** start of Material provided **
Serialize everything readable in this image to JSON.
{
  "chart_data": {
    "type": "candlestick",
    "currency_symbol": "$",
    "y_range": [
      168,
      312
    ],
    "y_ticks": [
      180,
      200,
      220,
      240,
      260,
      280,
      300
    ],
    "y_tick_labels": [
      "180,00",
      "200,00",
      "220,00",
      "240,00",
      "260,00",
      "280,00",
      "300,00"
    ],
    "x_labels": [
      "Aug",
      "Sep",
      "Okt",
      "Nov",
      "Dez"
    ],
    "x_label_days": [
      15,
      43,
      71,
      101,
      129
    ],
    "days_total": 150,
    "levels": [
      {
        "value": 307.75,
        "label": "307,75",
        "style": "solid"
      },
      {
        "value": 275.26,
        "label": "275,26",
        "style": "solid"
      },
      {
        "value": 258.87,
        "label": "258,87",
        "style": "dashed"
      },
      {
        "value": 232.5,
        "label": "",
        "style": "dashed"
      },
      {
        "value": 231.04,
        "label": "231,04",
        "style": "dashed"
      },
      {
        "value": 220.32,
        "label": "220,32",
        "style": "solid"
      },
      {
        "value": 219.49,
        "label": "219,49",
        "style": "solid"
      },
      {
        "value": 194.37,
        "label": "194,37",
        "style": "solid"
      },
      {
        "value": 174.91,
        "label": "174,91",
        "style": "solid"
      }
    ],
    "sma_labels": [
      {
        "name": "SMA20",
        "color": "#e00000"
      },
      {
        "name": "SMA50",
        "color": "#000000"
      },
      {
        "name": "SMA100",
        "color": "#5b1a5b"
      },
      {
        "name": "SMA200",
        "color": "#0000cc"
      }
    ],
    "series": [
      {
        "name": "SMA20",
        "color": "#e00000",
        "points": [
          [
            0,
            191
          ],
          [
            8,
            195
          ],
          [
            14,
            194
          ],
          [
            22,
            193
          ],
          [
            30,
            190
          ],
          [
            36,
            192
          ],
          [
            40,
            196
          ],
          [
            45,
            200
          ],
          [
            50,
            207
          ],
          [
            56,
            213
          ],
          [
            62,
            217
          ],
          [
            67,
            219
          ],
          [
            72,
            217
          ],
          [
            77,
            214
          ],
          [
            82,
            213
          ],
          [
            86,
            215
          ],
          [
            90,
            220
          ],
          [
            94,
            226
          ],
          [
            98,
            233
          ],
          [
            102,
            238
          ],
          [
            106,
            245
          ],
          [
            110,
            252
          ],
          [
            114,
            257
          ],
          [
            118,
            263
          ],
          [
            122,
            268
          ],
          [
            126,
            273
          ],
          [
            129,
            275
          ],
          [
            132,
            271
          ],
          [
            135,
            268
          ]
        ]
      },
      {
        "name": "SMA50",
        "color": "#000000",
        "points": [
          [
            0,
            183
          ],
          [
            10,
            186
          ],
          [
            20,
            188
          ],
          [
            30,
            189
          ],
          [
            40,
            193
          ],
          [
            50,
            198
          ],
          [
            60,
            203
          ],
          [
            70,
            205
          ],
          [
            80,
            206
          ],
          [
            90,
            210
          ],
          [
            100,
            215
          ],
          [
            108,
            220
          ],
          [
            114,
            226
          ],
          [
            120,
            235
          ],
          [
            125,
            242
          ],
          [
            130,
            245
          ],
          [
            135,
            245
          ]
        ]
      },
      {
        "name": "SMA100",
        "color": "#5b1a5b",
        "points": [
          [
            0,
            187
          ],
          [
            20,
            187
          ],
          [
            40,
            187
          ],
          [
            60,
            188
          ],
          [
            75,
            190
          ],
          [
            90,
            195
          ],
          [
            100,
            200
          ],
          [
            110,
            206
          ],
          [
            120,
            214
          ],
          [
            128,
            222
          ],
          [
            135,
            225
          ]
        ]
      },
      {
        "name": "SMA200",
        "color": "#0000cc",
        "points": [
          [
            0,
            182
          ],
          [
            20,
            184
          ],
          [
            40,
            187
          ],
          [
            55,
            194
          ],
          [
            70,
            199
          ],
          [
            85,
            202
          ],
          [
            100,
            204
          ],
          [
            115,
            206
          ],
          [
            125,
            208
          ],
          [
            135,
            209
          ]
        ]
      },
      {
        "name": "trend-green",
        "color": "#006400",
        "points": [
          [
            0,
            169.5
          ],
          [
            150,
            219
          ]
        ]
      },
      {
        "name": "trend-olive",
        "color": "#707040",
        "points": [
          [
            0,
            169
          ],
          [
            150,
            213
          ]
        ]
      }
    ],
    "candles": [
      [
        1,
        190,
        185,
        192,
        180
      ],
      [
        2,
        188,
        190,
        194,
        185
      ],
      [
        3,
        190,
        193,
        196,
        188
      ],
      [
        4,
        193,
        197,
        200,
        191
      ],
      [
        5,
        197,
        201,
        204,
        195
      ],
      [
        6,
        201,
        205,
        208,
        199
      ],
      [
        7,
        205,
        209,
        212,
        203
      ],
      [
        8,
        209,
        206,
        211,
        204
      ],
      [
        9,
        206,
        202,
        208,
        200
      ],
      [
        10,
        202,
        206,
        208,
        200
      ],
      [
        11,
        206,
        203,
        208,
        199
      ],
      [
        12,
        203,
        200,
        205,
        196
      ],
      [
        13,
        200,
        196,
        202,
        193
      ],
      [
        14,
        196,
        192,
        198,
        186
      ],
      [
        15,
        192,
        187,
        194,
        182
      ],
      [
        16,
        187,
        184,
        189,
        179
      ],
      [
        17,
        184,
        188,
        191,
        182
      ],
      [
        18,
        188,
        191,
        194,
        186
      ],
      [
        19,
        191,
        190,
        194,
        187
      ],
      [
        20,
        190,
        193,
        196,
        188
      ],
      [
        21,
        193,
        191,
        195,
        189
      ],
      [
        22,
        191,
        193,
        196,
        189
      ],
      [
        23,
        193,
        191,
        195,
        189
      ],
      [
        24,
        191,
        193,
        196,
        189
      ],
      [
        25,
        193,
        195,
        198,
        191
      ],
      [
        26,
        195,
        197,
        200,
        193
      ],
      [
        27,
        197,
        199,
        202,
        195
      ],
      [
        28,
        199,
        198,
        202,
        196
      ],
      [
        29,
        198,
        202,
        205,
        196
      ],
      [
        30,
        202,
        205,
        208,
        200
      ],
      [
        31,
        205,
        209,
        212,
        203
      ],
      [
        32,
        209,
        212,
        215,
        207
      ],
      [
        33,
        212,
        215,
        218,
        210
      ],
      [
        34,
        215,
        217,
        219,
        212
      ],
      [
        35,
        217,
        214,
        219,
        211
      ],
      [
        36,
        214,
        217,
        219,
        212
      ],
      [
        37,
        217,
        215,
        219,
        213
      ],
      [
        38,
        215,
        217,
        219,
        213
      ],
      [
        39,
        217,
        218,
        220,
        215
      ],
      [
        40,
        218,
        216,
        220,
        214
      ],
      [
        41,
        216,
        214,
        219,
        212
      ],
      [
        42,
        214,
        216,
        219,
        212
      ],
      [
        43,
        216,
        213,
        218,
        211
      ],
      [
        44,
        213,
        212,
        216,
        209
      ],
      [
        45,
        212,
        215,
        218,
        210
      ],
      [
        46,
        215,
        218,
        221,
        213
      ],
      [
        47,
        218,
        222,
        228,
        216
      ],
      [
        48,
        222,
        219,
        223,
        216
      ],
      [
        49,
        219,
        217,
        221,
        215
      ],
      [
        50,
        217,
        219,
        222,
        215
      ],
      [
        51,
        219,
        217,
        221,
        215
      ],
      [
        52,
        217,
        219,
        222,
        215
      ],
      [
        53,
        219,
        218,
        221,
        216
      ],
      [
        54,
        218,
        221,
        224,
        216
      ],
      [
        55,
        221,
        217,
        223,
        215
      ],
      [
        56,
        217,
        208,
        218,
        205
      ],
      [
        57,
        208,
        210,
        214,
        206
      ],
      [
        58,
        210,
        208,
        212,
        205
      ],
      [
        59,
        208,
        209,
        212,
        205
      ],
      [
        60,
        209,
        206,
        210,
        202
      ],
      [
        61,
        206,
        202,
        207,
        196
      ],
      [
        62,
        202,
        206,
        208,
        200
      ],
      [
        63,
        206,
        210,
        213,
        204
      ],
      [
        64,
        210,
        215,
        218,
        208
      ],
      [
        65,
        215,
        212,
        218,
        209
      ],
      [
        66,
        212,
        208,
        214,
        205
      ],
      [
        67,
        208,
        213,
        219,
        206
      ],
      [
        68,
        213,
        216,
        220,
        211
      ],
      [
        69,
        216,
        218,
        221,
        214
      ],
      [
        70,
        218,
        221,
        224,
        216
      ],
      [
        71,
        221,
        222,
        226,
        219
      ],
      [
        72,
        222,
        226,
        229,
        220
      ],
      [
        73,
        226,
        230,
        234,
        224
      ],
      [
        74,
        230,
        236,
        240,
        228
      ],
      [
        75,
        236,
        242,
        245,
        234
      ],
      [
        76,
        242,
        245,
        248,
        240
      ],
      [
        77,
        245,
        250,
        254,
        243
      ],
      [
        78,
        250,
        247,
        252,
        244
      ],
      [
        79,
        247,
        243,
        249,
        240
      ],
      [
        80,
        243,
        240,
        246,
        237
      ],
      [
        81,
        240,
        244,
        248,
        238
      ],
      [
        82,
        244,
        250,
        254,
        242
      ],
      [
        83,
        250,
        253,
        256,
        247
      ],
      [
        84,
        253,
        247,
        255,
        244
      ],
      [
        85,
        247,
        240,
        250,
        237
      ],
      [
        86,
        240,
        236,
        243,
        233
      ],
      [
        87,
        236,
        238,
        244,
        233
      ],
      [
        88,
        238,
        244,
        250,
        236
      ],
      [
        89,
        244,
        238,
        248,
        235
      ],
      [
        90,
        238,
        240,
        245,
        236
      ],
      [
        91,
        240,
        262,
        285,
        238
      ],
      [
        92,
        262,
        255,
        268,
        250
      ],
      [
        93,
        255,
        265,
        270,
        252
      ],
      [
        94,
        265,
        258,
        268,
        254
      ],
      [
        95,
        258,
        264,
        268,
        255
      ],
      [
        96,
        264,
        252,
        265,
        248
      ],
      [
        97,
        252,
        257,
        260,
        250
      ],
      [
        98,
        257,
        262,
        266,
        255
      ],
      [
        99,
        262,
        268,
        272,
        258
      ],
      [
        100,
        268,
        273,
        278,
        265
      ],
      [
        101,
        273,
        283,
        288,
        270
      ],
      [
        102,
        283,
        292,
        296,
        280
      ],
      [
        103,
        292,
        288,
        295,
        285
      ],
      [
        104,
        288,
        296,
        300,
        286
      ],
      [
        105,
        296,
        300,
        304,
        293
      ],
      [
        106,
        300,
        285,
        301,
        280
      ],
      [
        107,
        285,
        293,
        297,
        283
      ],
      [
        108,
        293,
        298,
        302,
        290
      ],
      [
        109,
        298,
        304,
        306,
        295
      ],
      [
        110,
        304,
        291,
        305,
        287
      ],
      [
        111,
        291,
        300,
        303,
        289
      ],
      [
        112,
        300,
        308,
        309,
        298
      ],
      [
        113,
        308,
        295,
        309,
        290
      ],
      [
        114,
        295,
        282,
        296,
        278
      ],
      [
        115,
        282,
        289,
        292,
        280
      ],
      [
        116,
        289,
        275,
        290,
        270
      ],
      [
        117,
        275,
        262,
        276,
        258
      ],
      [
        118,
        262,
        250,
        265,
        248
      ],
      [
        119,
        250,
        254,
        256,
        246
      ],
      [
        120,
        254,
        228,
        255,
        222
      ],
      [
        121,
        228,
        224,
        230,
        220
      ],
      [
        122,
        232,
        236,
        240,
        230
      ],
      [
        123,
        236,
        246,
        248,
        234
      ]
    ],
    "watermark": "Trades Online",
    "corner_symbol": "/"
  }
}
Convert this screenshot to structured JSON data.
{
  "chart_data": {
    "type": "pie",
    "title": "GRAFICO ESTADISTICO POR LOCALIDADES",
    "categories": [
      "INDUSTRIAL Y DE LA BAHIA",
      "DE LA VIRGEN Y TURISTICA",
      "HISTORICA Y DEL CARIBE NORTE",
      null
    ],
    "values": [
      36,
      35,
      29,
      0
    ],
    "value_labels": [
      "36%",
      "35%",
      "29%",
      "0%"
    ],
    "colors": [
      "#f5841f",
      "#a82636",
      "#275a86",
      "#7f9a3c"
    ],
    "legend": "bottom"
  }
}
** end of Material provided **
Go through the material and select each line with the string "this" in it.

*Exercise solution:*
Serialize everything readable in this image to JSON.
Convert this screenshot to structured JSON data.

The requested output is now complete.